=== Document ===
I am not sure why Eugene Peterson’s flip-flop on gay marriage is such a big deal. But (all about mmmmmeeeeEEE) I’m not in the habit of taking my cues any more from popular Christian authors or personalities. That could be age, temperament (naysayer), or wisdom — and in the right combination separating those traits may be redundant. But I continue to be surprised by what catches on among evangelicals who fret (even if I don’t want to come across as being above it all).
While following some of the reactions, I came across responses from Tim Keller, John Stott, and Sam Allberry. Since Stott is deceased, I should have known that these would not be direct reactions to Peterson. What caught my eye was the link to a review by Keller — can you believe it? There on display is the same affliction that got Peterson into trouble in the first place — namely, failing to minister God’s word and telling us instead about thoughts and reflections based on a lot of stuff you’ve read.
What is especially noteworthy about Keller’s handling of such a controversial subject as homosexuality if he is going to maintain his New York City profile is his ability to quote authors (other than the prophets and apostles).
First some of the debate about homosexuality in church history and antiquity:
These arguments were first asserted in the 1980s by John Boswell and Robin Scroggs. Vines, Wilson and others are essentially repopularizing them. However, they do not seem to be aware that the great preponderance of the best historical scholarship since the 1980s — by the full spectrum of secular, liberal and conservative researchers — has rejected that assertion. Here are two examples.
Bernadette Brooten and William Loader have presented strong evidence that homosexual orientation was known in antiquity. Aristophanes’ speech in Plato’s Symposium, for example, tells a story about how Zeus split the original human beings in half, creating both heterosexual and homosexual humans, each of which were seeking to be reunited to their “lost halves” — heterosexuals seeking the opposite sex and homosexuals the same sex. Whether Aristophanes believed this myth literally is not the point. It was an explanation of a phenomenon the ancients could definitely see — that some people are inherently attracted to the same sex rather than the opposite sex.
=== Material provided ===
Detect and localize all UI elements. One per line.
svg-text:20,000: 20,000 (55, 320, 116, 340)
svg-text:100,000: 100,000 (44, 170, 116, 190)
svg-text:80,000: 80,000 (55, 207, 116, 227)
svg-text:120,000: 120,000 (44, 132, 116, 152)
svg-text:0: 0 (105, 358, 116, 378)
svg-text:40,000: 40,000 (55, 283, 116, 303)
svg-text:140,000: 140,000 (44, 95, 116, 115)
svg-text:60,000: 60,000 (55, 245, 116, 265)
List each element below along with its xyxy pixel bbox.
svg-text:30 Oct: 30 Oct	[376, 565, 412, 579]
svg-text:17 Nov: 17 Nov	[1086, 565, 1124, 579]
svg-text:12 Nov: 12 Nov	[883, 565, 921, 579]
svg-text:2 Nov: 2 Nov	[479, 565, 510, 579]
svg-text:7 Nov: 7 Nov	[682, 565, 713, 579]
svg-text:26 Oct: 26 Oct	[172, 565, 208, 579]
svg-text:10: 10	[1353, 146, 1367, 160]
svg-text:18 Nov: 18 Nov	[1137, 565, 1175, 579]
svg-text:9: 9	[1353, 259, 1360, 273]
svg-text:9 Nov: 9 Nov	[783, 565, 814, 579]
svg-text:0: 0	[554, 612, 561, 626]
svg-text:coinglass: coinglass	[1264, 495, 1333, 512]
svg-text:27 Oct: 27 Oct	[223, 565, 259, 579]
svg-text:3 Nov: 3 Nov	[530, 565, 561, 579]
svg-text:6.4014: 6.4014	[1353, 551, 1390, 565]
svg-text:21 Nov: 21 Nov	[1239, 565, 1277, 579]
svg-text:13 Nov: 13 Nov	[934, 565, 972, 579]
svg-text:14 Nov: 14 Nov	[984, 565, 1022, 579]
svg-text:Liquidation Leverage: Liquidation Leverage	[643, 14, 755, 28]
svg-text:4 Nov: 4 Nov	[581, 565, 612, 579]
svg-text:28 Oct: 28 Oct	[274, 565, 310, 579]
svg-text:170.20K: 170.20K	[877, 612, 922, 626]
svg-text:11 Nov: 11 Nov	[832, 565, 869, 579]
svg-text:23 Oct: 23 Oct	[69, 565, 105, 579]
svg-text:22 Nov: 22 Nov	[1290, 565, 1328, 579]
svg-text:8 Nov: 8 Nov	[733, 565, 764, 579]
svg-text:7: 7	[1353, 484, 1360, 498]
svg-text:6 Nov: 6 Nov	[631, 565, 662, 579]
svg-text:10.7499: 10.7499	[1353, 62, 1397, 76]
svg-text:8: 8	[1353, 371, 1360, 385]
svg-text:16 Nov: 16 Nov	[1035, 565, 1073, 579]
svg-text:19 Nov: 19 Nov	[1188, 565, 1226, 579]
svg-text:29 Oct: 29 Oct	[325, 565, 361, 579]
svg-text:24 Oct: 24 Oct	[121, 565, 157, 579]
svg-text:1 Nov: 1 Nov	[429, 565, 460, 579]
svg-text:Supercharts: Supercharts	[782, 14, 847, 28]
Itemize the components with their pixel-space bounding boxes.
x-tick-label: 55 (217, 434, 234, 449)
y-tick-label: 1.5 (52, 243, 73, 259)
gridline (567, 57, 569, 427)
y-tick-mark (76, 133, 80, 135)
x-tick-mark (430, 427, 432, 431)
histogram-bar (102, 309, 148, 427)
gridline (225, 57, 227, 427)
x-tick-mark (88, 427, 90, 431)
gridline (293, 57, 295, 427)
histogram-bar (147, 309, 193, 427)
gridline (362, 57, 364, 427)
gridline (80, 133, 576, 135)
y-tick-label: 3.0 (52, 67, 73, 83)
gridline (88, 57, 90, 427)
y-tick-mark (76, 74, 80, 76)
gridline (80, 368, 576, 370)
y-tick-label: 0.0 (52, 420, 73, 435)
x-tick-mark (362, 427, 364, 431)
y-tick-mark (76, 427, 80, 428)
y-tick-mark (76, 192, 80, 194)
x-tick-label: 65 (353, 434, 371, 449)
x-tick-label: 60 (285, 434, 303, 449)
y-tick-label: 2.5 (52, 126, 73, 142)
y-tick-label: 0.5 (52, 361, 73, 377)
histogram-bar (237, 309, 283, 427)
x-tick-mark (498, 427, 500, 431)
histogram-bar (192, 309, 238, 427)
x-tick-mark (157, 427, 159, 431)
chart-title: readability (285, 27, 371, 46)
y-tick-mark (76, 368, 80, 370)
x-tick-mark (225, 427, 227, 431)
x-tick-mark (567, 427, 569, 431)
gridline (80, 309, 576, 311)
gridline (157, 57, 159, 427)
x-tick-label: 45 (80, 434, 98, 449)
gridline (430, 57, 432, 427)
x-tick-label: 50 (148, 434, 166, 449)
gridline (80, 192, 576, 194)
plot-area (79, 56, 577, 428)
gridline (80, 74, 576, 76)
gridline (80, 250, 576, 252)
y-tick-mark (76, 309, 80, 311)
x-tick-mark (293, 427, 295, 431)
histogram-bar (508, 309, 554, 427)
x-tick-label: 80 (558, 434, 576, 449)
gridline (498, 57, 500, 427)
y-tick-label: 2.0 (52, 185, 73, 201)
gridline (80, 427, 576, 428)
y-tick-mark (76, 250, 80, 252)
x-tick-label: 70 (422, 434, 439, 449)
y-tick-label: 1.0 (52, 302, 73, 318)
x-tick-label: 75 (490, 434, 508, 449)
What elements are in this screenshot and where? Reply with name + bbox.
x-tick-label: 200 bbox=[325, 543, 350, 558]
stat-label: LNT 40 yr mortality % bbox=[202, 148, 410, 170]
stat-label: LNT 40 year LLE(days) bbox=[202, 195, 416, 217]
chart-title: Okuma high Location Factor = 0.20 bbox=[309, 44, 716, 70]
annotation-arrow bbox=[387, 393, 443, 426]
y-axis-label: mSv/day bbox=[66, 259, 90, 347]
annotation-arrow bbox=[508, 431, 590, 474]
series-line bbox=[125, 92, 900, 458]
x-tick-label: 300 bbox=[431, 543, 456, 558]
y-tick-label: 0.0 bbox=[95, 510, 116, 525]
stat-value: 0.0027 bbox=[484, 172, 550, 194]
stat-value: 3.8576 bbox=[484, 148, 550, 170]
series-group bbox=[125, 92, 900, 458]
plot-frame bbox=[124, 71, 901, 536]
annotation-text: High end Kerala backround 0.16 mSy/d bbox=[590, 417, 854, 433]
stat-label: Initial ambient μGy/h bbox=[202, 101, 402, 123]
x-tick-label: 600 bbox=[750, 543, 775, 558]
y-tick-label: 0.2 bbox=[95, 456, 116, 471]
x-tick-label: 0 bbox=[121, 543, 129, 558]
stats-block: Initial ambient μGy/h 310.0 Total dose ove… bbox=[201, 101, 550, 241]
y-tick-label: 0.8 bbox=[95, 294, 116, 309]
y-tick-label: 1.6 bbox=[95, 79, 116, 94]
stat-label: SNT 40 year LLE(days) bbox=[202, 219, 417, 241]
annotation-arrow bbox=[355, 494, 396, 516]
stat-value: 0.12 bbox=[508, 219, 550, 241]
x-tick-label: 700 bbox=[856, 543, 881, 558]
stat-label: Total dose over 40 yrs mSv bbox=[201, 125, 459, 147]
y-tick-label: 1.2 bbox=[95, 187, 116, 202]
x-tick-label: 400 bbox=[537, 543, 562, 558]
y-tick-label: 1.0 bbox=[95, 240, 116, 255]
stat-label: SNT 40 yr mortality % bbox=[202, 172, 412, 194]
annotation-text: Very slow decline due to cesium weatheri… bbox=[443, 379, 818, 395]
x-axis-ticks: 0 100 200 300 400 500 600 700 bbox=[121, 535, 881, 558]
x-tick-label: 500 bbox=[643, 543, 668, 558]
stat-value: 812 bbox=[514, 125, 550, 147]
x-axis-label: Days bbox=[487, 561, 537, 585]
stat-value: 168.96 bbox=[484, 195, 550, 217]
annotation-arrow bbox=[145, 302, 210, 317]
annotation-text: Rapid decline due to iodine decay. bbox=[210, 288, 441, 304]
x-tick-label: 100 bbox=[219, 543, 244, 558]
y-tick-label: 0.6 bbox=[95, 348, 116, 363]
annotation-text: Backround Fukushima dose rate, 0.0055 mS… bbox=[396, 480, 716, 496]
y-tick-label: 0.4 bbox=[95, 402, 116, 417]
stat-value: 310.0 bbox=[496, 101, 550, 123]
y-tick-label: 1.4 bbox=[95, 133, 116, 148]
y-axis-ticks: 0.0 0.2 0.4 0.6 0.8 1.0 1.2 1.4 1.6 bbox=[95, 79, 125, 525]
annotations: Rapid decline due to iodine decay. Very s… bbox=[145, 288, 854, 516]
===
Keep writing the blog post about Eugene Peterson's change of mind on gay marriage, starting right after its last sentence.

Answer to this problem>
For comparisons of homosexuality to slavery Keller can take you to more scholarly literature:
But historians such as Mark Noll (America’s God, 2005 and The Civil War as a Theological Crisis, 2006) have shown the 19th century position some people took that the Bible condoned race-based chattel slavery was highly controversial and never a consensus. Most Protestants in Canada and Britain (and many in the northern U.S. states) condemned it as being wholly against the Scripture. Rodney Stark (For the Glory of God, 2003) points out that the Catholic church also came out early against the African slave trade. David L. Chappell in his history of the Civil Rights Movement (A Stone of Hope, 2003) went further. He proves that even before the Supreme Court decisions of the mid-50s, almost no one was promoting the slender and forced biblical justifications for racial superiority and segregation. Even otherwise racist theologians and ministers could not find a basis for white supremacy in the Bible.
He even uses awareness of 19th century debates about slavery to take a swipe at Southern Presbyterians:
During the Civil War, British Presbyterian biblical scholars told their southern American colleagues who supported slavery that they were reading the Scriptural texts through cultural blinders. They wanted to find evidence for their views in the Bible and voila — they found it. If no Christian reading the Bible — across diverse cultures and times — ever previously discovered support for same-sex relationships in the Bible until today, it is hard not to wonder if many now have new cultural spectacles on, having a strong predisposition to find in these texts evidence for the views they already hold.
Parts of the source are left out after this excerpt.